(WHAT THE TASK ASKS)
Read the listing below and copy out each line where the word "lunch" occurs.

(EXTRACTED MATERIAL)

Content starts

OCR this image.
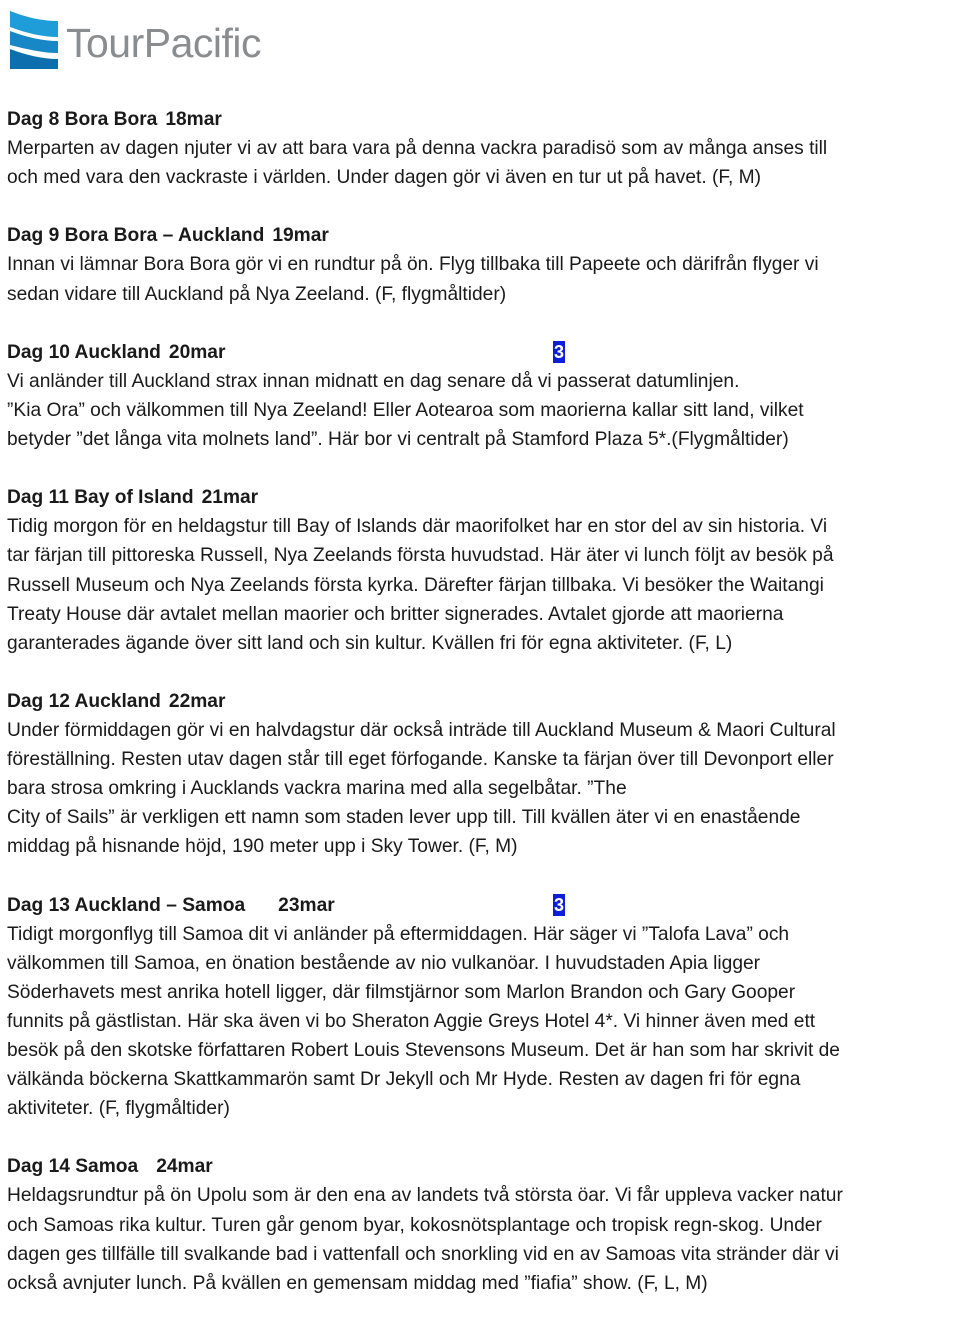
TourPacific
Dag 8 Bora Bora 18mar
Merparten av dagen njuter vi av att bara vara på denna vackra paradisö som av många anses till
och med vara den vackraste i världen. Under dagen gör vi även en tur ut på havet. (F, M)
Dag 9 Bora Bora – Auckland 19mar
Innan vi lämnar Bora Bora gör vi en rundtur på ön. Flyg tillbaka till Papeete och därifrån flyger vi
sedan vidare till Auckland på Nya Zeeland. (F, flygmåltider)
Dag 10 Auckland 20mar	3
Vi anländer till Auckland strax innan midnatt en dag senare då vi passerat datumlinjen.
”Kia Ora” och välkommen till Nya Zeeland! Eller Aotearoa som maorierna kallar sitt land, vilket
betyder ”det långa vita molnets land”. Här bor vi centralt på Stamford Plaza 5*.(Flygmåltider)
Dag 11 Bay of Island 21mar
Tidig morgon för en heldagstur till Bay of Islands där maorifolket har en stor del av sin historia. Vi
tar färjan till pittoreska Russell, Nya Zeelands första huvudstad. Här äter vi lunch följt av besök på
Russell Museum och Nya Zeelands första kyrka. Därefter färjan tillbaka. Vi besöker the Waitangi
Treaty House där avtalet mellan maorier och britter signerades. Avtalet gjorde att maorierna
garanterades ägande över sitt land och sin kultur. Kvällen fri för egna aktiviteter. (F, L)
Dag 12 Auckland 22mar
Under förmiddagen gör vi en halvdagstur där också inträde till Auckland Museum & Maori Cultural
föreställning. Resten utav dagen står till eget förfogande. Kanske ta färjan över till Devonport eller
bara strosa omkring i Aucklands vackra marina med alla segelbåtar. ”The
City of Sails” är verkligen ett namn som staden lever upp till. Till kvällen äter vi en enastående
middag på hisnande höjd, 190 meter upp i Sky Tower. (F, M)
Dag 13 Auckland – Samoa 23mar	3
Tidigt morgonflyg till Samoa dit vi anländer på eftermiddagen. Här säger vi ”Talofa Lava” och
välkommen till Samoa, en önation bestående av nio vulkanöar. I huvudstaden Apia ligger
Söderhavets mest anrika hotell ligger, där filmstjärnor som Marlon Brandon och Gary Gooper
funnits på gästlistan. Här ska även vi bo Sheraton Aggie Greys Hotel 4*. Vi hinner även med ett
besök på den skotske författaren Robert Louis Stevensons Museum. Det är han som har skrivit de
välkända böckerna Skattkammarön samt Dr Jekyll och Mr Hyde. Resten av dagen fri för egna
aktiviteter. (F, flygmåltider)
Dag 14 Samoa 24mar
Heldagsrundtur på ön Upolu som är den ena av landets två största öar. Vi får uppleva vacker natur
och Samoas rika kultur. Turen går genom byar, kokosnötsplantage och tropisk regn-skog. Under
dagen ges tillfälle till svalkande bad i vattenfall och snorkling vid en av Samoas vita stränder där vi
också avnjuter lunch. På kvällen en gemensam middag med ”fiafia” show. (F, L, M)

Content ends

(PROBLEM SOLUTION)
tar färjan till pittoreska Russell, Nya Zeelands första huvudstad. Här äter vi lunch följt av besök på
också avnjuter lunch. På kvällen en gemensam middag med ”fiafia” show. (F, L, M)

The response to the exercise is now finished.